[DESCRIPTION OF THE TASK]:
Write out the records word for word, with no pictures.

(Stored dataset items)
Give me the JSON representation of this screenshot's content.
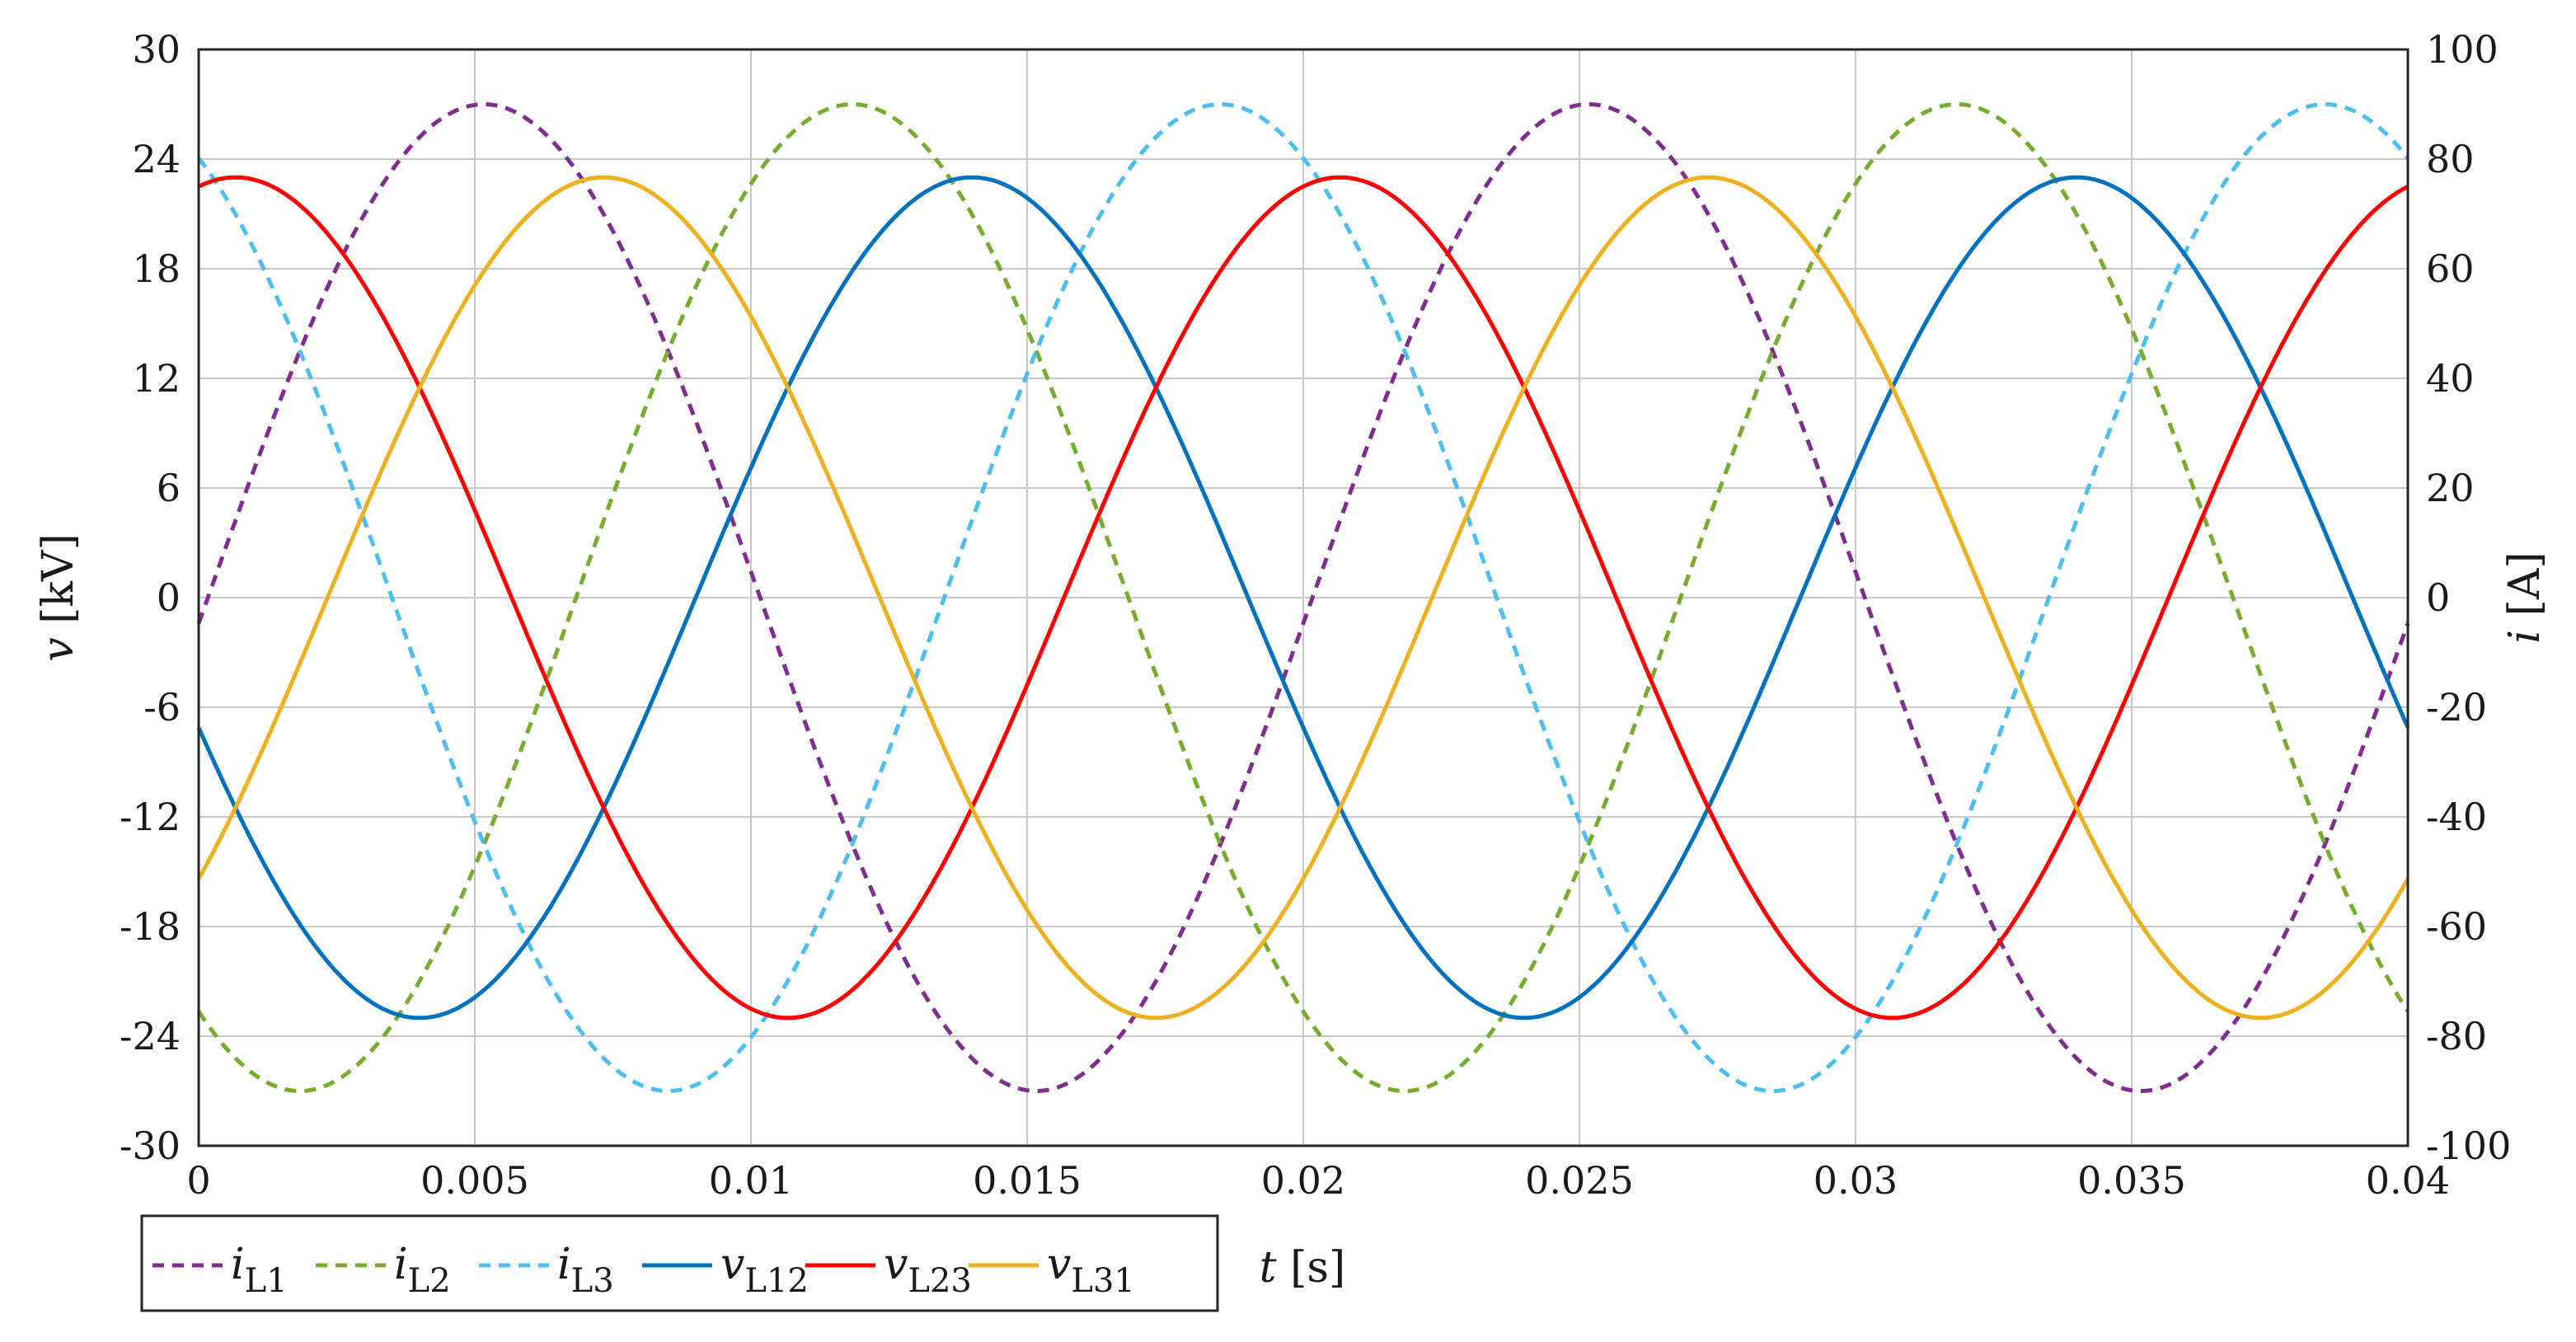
{
  "chart_data": {
    "type": "line",
    "title": "",
    "xlabel": {
      "var": "t",
      "unit": " [s]"
    },
    "ylabel_left": {
      "var": "v",
      "unit": " [kV]"
    },
    "ylabel_right": {
      "var": "i",
      "unit": " [A]"
    },
    "xlim": [
      0,
      0.04
    ],
    "ylim_left": [
      -30,
      30
    ],
    "ylim_right": [
      -100,
      100
    ],
    "grid": true,
    "legend_placement": "bottom-left",
    "x_ticks": [
      "0",
      "0.005",
      "0.01",
      "0.015",
      "0.02",
      "0.025",
      "0.03",
      "0.035",
      "0.04"
    ],
    "y_ticks_left": [
      "30",
      "24",
      "18",
      "12",
      "6",
      "0",
      "-6",
      "-12",
      "-18",
      "-24",
      "-30"
    ],
    "y_ticks_right": [
      "100",
      "80",
      "60",
      "40",
      "20",
      "0",
      "-20",
      "-40",
      "-60",
      "-80",
      "-100"
    ],
    "frequency_hz": 50,
    "series": [
      {
        "name": "i_L1",
        "symbol": "i",
        "sub": "L1",
        "axis": "right",
        "style": "dashed",
        "color": "#7E2F8E",
        "amplitude": 90,
        "phase_deg": -3
      },
      {
        "name": "i_L2",
        "symbol": "i",
        "sub": "L2",
        "axis": "right",
        "style": "dashed",
        "color": "#77AC30",
        "amplitude": 90,
        "phase_deg": -123
      },
      {
        "name": "i_L3",
        "symbol": "i",
        "sub": "L3",
        "axis": "right",
        "style": "dashed",
        "color": "#4DBEEE",
        "amplitude": 90,
        "phase_deg": 117
      },
      {
        "name": "v_L12",
        "symbol": "v",
        "sub": "L12",
        "axis": "left",
        "style": "solid",
        "color": "#0072BD",
        "amplitude": 23,
        "phase_deg": -162
      },
      {
        "name": "v_L23",
        "symbol": "v",
        "sub": "L23",
        "axis": "left",
        "style": "solid",
        "color": "#FF0000",
        "amplitude": 23,
        "phase_deg": 78
      },
      {
        "name": "v_L31",
        "symbol": "v",
        "sub": "L31",
        "axis": "left",
        "style": "solid",
        "color": "#EDB120",
        "amplitude": 23,
        "phase_deg": -42
      }
    ]
  }
}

[FULL ANSWER]:
Give me the JSON representation of this screenshot's content.
{
  "chart_data": {
    "type": "line",
    "title": "",
    "xlabel": {
      "var": "t",
      "unit": " [s]"
    },
    "ylabel_left": {
      "var": "v",
      "unit": " [kV]"
    },
    "ylabel_right": {
      "var": "i",
      "unit": " [A]"
    },
    "xlim": [
      0,
      0.04
    ],
    "ylim_left": [
      -30,
      30
    ],
    "ylim_right": [
      -100,
      100
    ],
    "grid": true,
    "legend_placement": "bottom-left",
    "x_ticks": [
      "0",
      "0.005",
      "0.01",
      "0.015",
      "0.02",
      "0.025",
      "0.03",
      "0.035",
      "0.04"
    ],
    "y_ticks_left": [
      "30",
      "24",
      "18",
      "12",
      "6",
      "0",
      "-6",
      "-12",
      "-18",
      "-24",
      "-30"
    ],
    "y_ticks_right": [
      "100",
      "80",
      "60",
      "40",
      "20",
      "0",
      "-20",
      "-40",
      "-60",
      "-80",
      "-100"
    ],
    "frequency_hz": 50,
    "series": [
      {
        "name": "i_L1",
        "symbol": "i",
        "sub": "L1",
        "axis": "right",
        "style": "dashed",
        "color": "#7E2F8E",
        "amplitude": 90,
        "phase_deg": -3
      },
      {
        "name": "i_L2",
        "symbol": "i",
        "sub": "L2",
        "axis": "right",
        "style": "dashed",
        "color": "#77AC30",
        "amplitude": 90,
        "phase_deg": -123
      },
      {
        "name": "i_L3",
        "symbol": "i",
        "sub": "L3",
        "axis": "right",
        "style": "dashed",
        "color": "#4DBEEE",
        "amplitude": 90,
        "phase_deg": 117
      },
      {
        "name": "v_L12",
        "symbol": "v",
        "sub": "L12",
        "axis": "left",
        "style": "solid",
        "color": "#0072BD",
        "amplitude": 23,
        "phase_deg": -162
      },
      {
        "name": "v_L23",
        "symbol": "v",
        "sub": "L23",
        "axis": "left",
        "style": "solid",
        "color": "#FF0000",
        "amplitude": 23,
        "phase_deg": 78
      },
      {
        "name": "v_L31",
        "symbol": "v",
        "sub": "L31",
        "axis": "left",
        "style": "solid",
        "color": "#EDB120",
        "amplitude": 23,
        "phase_deg": -42
      }
    ]
  }
}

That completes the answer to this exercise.